INSTRUCTIONS>
1) In the thread on pubs for a Dublin party, list every venue Leo names as an option in his paragraph that begins "Doheny & Nesbitt on Baggot St."
2) In the thread on pubs for a Dublin party, why does Cahir say the plan is a section of a pub rather than a completely private room?
3) Print the part of the thread on pubs for a Dublin party that begins at the words "A friend of" and stops after "Any recommendations?".

PROVIDED PASSAGE>
# Pub for Party in Dublin



## Cahir (19 Oct 2005)

A friend of mine is looking to hire a section of a pub in Dublin for her 30th birthday.  She's looking for somewhere central enough that does decent finger food and definitely non-trendy, i.e. not cafe en seine or samsara etc.

Any recommendations?


----------



## RainyDay (19 Oct 2005)

What location did you have in mind? City Centre? The 'burbs?


----------



## Cahir (19 Oct 2005)

Sorry, by central I mean City Centre.


----------



## RainyDay (19 Oct 2005)

Actually - I must apologise - I missed the 'central' reference in your original post.


----------



## huskerdu (19 Oct 2005)

I have used the Library Bar in the Russell Court Hotel in Harcourt St, a few times
for parties. A very nice private room and good finger food.


----------



## paddyc (19 Oct 2005)

We recently had a work party in the Russell Court, we had thr whole courtyard to ourselves and had a bbq there .... they have heaters out there but might be a too wet and cold at this time of year


----------



## Cahir (19 Oct 2005)

Thanks, I'll mention thr Russell Court to her but I think the plan is to have a section of a pub rather than a completely private room as it's going to be quite casual.


----------



## Leo (19 Oct 2005)

Doheny & Nesbitt on Baggot St. have a three rooms upstairs, two on the first floor which can be used together if the crowd is big enough. Toners across the road have a room upstairs as well. Other options are the Gingerman on Fenian Street, O'Neills on Pearse St. will cordon an area off. For something a little more upmarket, the Vaults at Connolly station have a number of rooms/areas they cordon off for groups. 

Used to organise quite a few things for the social club here in work, and have used all the above, and the Russell Court. If you're bringing a large group, most of these will give you the room free, but may require a deposit. On the fingerfood, my experience is that ordering X portions for X people is never enough unless people will have eaten beforehand, i.e., not coming straight from work. If you're booking the venue well in advance, make sure you call back to ensure they still have the booking. 

Enjoy,
Leo


----------



## CCOVICH (19 Oct 2005)

RECORD EXTRACTS>
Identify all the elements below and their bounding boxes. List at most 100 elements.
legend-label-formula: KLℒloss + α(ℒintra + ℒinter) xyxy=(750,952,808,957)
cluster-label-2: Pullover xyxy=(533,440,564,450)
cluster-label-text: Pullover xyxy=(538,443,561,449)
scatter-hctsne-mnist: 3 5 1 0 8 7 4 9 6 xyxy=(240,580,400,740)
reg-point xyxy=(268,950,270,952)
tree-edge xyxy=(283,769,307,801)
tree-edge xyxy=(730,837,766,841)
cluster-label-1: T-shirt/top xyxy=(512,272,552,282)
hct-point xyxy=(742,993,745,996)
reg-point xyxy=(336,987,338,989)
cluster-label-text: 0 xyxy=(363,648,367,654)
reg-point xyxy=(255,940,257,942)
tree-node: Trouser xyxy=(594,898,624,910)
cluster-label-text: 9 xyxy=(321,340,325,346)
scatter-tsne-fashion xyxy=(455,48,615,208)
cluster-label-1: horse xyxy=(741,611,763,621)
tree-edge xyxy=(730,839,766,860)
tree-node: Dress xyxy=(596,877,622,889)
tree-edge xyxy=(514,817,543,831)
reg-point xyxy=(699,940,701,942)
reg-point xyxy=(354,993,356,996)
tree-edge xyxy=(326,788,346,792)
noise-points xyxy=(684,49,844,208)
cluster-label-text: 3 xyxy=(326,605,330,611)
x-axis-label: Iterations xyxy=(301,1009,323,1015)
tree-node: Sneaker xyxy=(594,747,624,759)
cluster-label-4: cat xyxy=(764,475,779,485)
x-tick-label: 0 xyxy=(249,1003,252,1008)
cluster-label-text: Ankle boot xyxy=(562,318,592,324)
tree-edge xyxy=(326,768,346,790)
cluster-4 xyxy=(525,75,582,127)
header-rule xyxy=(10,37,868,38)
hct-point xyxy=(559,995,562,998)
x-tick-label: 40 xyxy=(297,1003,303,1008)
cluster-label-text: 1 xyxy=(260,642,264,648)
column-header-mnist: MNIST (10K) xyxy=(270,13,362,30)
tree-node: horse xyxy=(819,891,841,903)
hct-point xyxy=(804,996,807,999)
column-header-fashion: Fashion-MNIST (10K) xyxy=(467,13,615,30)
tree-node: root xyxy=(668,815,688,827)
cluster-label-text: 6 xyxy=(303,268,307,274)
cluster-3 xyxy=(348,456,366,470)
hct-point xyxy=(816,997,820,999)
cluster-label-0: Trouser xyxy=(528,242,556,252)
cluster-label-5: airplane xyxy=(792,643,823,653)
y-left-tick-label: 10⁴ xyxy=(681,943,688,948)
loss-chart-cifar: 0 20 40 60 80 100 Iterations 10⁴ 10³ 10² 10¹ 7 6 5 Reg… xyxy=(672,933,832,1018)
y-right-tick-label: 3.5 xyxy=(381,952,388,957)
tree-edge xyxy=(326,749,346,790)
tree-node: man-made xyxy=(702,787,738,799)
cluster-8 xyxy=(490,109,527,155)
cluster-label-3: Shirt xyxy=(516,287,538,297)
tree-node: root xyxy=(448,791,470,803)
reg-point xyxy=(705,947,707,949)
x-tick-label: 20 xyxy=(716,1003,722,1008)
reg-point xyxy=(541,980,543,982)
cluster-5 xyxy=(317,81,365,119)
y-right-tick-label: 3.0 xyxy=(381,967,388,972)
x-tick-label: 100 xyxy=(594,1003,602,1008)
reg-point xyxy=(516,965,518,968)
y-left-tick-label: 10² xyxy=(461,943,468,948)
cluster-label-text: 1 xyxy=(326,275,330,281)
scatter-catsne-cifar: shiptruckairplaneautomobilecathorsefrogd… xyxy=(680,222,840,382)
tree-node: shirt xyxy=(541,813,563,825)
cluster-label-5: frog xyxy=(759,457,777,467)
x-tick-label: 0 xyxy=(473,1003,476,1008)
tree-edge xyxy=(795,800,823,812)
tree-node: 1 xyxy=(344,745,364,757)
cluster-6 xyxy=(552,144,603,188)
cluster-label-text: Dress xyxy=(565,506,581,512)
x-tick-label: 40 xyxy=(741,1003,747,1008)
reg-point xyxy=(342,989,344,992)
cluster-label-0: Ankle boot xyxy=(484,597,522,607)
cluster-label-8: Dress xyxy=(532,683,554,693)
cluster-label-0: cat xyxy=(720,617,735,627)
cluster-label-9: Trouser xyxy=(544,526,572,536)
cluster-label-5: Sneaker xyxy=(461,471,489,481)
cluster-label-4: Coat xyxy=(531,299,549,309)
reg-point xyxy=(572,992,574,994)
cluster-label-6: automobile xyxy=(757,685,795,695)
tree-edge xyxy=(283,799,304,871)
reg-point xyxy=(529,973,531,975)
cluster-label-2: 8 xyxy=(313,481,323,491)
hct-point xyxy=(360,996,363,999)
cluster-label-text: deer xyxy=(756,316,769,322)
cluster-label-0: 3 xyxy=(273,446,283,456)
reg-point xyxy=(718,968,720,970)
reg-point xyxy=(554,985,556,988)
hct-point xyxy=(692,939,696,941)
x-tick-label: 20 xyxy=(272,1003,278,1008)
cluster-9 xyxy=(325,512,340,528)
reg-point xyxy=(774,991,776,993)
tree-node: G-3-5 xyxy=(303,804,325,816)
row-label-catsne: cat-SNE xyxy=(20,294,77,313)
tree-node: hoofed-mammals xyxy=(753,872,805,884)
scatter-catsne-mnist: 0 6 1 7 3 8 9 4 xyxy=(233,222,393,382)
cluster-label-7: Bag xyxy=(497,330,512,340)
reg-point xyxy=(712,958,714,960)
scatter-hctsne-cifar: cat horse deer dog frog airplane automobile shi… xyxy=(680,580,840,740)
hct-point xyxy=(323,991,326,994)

ANSWERS>
1) Doheny & Nesbitt on Baggot St., Toners, the Gingerman on Fenian Street, O'Neills on Pearse St., and the Vaults at Connolly station.

2) Cahir says the party is going to be quite casual, so the plan is to have a section of a pub rather than a completely private room.

3)
A friend of mine is looking to hire a section of a pub in Dublin for her 30th birthday.  She's looking for somewhere central enough that does decent finger food and definitely non-trendy, i.e. not cafe en seine or samsara etc.

Any recommendations?